* Material to process:
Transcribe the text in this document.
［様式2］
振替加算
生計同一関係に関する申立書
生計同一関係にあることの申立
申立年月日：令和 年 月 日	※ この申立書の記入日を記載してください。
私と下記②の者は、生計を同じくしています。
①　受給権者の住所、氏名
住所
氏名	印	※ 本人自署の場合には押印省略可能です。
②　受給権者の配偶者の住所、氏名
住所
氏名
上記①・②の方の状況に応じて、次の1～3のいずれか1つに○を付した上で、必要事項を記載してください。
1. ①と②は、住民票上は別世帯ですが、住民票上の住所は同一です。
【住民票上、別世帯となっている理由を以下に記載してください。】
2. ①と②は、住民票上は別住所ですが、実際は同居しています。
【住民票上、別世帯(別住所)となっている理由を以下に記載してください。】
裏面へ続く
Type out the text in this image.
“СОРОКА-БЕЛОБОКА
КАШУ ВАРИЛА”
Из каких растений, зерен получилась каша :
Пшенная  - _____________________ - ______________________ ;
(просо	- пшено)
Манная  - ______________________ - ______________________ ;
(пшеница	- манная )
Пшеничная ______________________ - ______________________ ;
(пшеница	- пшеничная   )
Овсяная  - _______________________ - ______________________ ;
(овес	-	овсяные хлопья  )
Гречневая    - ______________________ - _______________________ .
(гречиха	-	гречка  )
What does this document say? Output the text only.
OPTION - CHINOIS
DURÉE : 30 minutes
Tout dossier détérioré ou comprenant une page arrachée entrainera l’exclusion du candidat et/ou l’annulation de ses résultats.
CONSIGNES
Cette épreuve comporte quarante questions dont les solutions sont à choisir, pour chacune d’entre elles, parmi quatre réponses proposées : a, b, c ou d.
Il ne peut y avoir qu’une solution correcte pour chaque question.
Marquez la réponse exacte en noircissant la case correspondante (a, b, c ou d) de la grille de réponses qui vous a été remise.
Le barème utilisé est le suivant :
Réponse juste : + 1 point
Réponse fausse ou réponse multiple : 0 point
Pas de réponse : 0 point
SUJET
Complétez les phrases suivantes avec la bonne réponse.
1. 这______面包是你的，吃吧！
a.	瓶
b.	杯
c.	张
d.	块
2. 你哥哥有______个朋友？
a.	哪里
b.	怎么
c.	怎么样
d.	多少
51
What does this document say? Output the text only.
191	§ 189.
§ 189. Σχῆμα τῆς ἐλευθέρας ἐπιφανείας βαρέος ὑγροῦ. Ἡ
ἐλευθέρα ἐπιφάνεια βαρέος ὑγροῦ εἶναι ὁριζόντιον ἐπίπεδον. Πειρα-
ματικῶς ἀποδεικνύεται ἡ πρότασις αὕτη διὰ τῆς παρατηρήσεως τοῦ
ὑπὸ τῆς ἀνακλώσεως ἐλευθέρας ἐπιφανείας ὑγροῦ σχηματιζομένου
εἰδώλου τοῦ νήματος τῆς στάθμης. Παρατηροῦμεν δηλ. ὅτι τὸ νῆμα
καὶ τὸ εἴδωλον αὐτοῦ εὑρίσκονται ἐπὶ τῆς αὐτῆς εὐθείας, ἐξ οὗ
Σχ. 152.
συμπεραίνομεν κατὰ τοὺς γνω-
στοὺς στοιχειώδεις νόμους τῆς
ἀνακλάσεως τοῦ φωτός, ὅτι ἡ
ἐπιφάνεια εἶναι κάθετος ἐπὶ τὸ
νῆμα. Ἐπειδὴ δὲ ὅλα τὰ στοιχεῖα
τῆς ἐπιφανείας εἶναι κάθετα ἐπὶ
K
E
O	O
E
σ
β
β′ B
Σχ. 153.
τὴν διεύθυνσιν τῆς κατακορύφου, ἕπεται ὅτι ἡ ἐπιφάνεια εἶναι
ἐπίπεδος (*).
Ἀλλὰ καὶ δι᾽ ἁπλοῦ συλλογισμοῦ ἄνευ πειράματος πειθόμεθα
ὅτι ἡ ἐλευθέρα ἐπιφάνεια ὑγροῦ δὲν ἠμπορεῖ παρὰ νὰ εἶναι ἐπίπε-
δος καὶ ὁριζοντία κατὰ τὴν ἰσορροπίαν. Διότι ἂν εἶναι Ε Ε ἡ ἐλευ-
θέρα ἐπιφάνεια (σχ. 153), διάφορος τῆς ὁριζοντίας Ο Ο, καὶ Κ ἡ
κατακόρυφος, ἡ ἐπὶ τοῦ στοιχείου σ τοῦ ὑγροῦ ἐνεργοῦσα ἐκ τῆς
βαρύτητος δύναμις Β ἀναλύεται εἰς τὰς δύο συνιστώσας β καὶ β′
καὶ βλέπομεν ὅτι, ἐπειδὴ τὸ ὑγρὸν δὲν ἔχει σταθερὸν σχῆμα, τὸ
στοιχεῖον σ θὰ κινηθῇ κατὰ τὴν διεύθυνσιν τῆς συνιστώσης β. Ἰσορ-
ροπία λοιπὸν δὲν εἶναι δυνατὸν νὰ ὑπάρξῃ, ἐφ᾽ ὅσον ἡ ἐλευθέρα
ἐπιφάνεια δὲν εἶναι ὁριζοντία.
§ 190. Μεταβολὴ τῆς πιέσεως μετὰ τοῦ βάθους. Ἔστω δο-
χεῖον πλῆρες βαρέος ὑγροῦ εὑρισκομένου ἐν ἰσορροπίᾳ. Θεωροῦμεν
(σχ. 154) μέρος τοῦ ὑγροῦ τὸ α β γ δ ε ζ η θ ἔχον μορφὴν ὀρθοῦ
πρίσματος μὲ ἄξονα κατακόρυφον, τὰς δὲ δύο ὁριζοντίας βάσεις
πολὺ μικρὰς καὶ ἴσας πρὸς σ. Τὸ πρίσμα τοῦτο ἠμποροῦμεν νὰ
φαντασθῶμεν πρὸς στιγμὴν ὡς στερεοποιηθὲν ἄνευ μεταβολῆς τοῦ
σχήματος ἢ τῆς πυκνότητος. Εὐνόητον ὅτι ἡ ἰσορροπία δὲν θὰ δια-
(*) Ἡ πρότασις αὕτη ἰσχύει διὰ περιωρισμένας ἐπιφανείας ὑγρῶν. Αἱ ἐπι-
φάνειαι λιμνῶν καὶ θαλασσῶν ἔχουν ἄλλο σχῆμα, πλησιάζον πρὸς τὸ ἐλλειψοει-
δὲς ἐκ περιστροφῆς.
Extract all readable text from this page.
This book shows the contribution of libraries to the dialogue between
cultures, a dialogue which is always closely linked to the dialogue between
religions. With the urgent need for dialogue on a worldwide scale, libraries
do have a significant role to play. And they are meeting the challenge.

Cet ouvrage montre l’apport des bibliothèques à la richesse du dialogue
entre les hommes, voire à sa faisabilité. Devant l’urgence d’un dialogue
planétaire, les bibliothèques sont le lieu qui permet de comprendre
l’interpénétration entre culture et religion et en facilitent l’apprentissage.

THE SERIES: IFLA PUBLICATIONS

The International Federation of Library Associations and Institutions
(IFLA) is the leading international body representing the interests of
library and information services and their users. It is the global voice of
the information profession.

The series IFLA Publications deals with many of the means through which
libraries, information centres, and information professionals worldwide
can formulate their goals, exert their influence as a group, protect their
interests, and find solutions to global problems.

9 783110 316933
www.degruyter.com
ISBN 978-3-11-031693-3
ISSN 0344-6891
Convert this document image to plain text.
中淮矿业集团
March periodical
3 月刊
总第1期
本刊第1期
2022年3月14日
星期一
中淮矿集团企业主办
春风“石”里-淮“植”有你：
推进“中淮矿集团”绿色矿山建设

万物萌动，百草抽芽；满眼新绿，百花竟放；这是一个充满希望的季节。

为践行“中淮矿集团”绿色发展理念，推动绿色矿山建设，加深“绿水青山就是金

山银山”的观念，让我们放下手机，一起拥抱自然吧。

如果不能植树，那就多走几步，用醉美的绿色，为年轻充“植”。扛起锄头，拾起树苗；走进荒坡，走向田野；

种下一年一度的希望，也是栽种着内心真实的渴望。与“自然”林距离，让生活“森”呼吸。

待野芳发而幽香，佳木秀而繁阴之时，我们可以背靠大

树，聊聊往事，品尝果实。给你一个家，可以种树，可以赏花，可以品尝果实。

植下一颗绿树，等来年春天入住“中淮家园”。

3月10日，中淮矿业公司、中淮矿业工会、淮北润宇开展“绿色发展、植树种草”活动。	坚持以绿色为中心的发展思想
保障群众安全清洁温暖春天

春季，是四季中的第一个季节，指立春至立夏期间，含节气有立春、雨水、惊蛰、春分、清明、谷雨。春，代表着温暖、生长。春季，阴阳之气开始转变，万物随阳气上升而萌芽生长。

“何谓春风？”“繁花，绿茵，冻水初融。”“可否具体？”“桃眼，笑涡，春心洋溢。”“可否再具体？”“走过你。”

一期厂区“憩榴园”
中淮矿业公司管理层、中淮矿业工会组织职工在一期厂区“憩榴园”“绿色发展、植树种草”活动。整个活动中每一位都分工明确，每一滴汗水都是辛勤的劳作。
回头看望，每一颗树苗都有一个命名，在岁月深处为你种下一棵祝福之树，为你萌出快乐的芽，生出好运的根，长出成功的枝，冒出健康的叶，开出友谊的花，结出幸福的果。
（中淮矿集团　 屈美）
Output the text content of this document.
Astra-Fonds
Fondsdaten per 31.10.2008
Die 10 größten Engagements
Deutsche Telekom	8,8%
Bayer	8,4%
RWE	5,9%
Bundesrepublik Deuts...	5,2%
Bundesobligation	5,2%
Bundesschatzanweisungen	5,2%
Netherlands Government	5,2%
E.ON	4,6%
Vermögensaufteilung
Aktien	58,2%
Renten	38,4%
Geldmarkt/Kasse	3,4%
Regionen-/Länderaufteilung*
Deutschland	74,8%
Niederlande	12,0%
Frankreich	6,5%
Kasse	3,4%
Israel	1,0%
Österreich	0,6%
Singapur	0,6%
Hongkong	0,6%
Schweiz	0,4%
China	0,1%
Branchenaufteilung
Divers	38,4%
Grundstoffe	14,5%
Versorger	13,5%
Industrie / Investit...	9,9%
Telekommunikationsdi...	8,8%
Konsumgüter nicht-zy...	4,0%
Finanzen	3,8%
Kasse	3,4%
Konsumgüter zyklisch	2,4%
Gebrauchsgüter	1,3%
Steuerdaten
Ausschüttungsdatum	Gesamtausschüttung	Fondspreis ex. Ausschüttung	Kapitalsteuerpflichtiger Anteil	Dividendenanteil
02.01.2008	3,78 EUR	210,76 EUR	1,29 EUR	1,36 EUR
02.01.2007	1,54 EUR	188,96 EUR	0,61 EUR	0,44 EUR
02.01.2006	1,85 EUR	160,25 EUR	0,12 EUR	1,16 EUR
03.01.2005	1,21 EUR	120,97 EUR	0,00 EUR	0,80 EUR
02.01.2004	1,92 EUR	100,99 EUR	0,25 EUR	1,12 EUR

* Directive: Locate each line containing the string "pour" and show it.

* Result:
Cette épreuve comporte quarante questions dont les solutions sont à choisir, pour chacune d’entre elles, parmi quatre réponses proposées : a, b, c ou d.
Il ne peut y avoir qu’une solution correcte pour chaque question.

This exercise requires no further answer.